[Work to be completed]: Exact reproduction of the data is required, with images excluded.

[Dataset rows]:
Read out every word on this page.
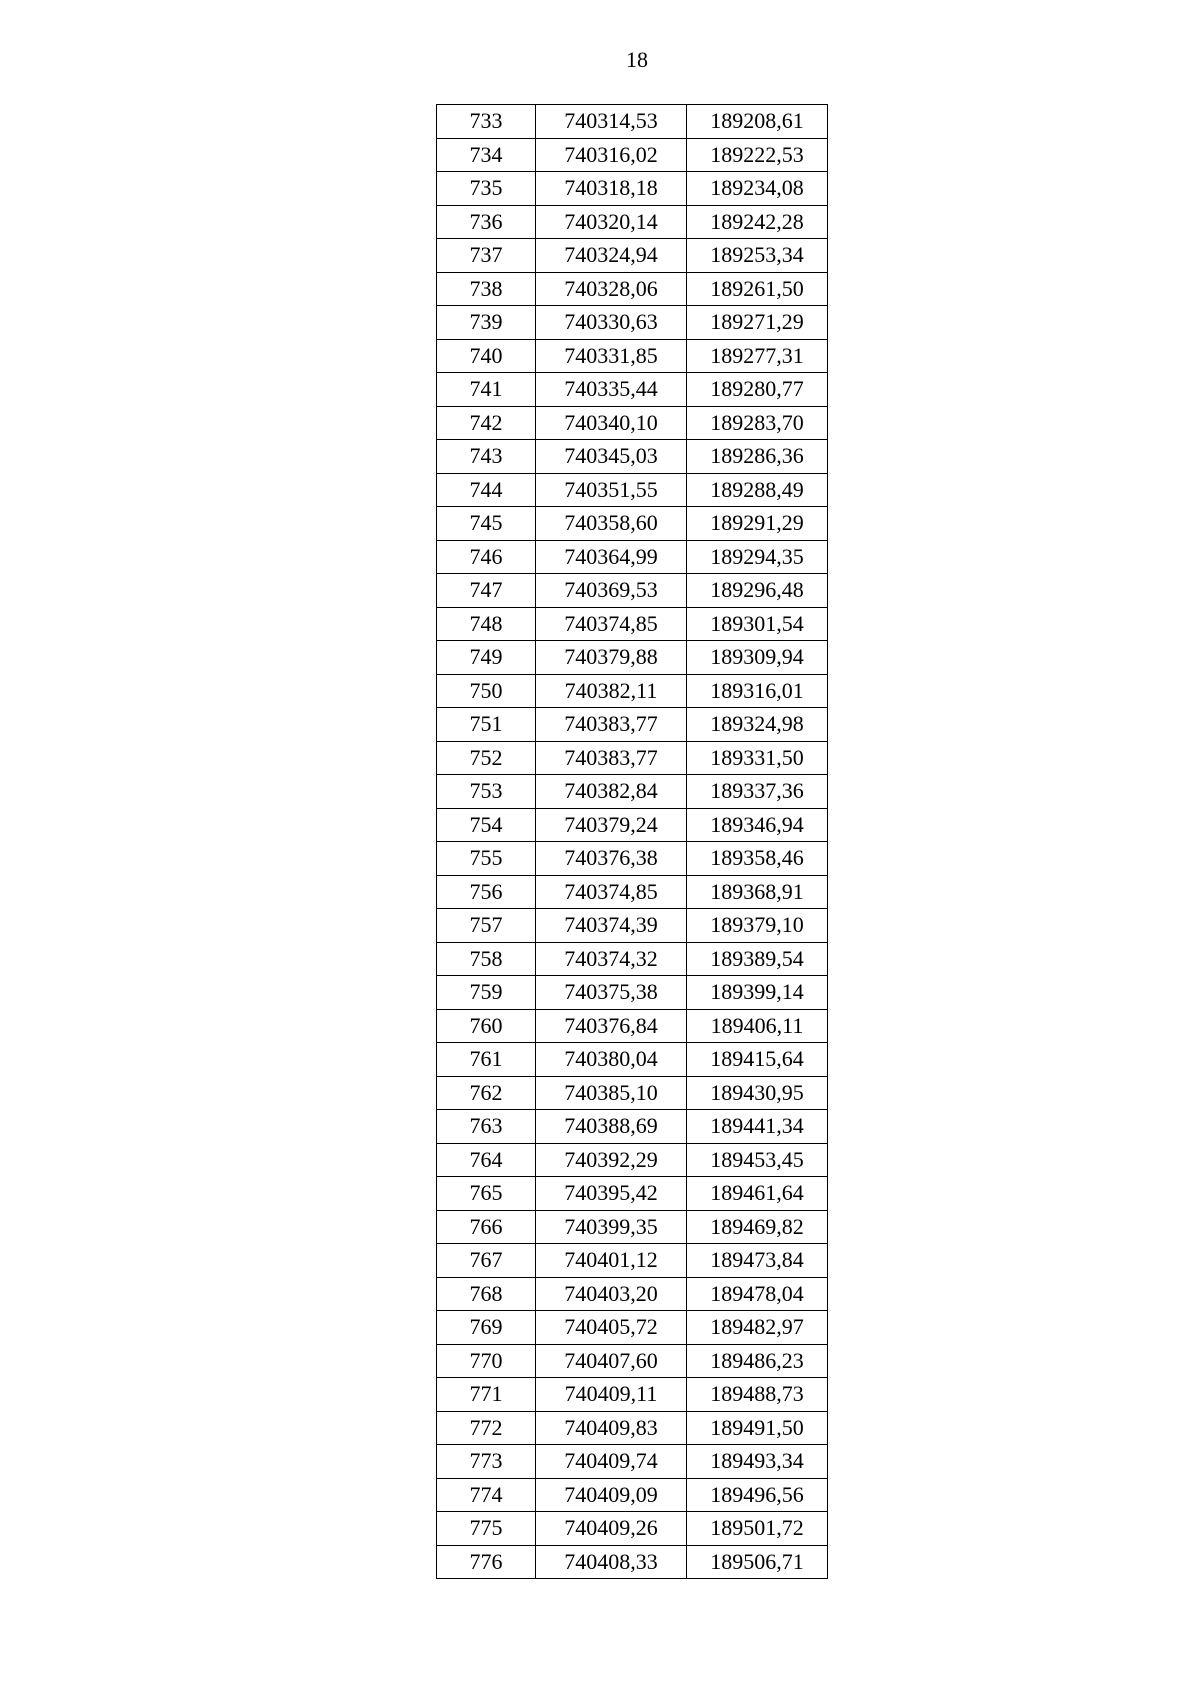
18
733	740314,53	189208,61
734	740316,02	189222,53
735	740318,18	189234,08
736	740320,14	189242,28
737	740324,94	189253,34
738	740328,06	189261,50
739	740330,63	189271,29
740	740331,85	189277,31
741	740335,44	189280,77
742	740340,10	189283,70
743	740345,03	189286,36
744	740351,55	189288,49
745	740358,60	189291,29
746	740364,99	189294,35
747	740369,53	189296,48
748	740374,85	189301,54
749	740379,88	189309,94
750	740382,11	189316,01
751	740383,77	189324,98
752	740383,77	189331,50
753	740382,84	189337,36
754	740379,24	189346,94
755	740376,38	189358,46
756	740374,85	189368,91
757	740374,39	189379,10
758	740374,32	189389,54
759	740375,38	189399,14
760	740376,84	189406,11
761	740380,04	189415,64
762	740385,10	189430,95
763	740388,69	189441,34
764	740392,29	189453,45
765	740395,42	189461,64
766	740399,35	189469,82
767	740401,12	189473,84
768	740403,20	189478,04
769	740405,72	189482,97
770	740407,60	189486,23
771	740409,11	189488,73
772	740409,83	189491,50
773	740409,74	189493,34
774	740409,09	189496,56
775	740409,26	189501,72
776	740408,33	189506,71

[Solution to the problem]:
Read out every word on this page.
18
733	740314,53	189208,61
734	740316,02	189222,53
735	740318,18	189234,08
736	740320,14	189242,28
737	740324,94	189253,34
738	740328,06	189261,50
739	740330,63	189271,29
740	740331,85	189277,31
741	740335,44	189280,77
742	740340,10	189283,70
743	740345,03	189286,36
744	740351,55	189288,49
745	740358,60	189291,29
746	740364,99	189294,35
747	740369,53	189296,48
748	740374,85	189301,54
749	740379,88	189309,94
750	740382,11	189316,01
751	740383,77	189324,98
752	740383,77	189331,50
753	740382,84	189337,36
754	740379,24	189346,94
755	740376,38	189358,46
756	740374,85	189368,91
757	740374,39	189379,10
758	740374,32	189389,54
759	740375,38	189399,14
760	740376,84	189406,11
761	740380,04	189415,64
762	740385,10	189430,95
763	740388,69	189441,34
764	740392,29	189453,45
765	740395,42	189461,64
766	740399,35	189469,82
767	740401,12	189473,84
768	740403,20	189478,04
769	740405,72	189482,97
770	740407,60	189486,23
771	740409,11	189488,73
772	740409,83	189491,50
773	740409,74	189493,34
774	740409,09	189496,56
775	740409,26	189501,72
776	740408,33	189506,71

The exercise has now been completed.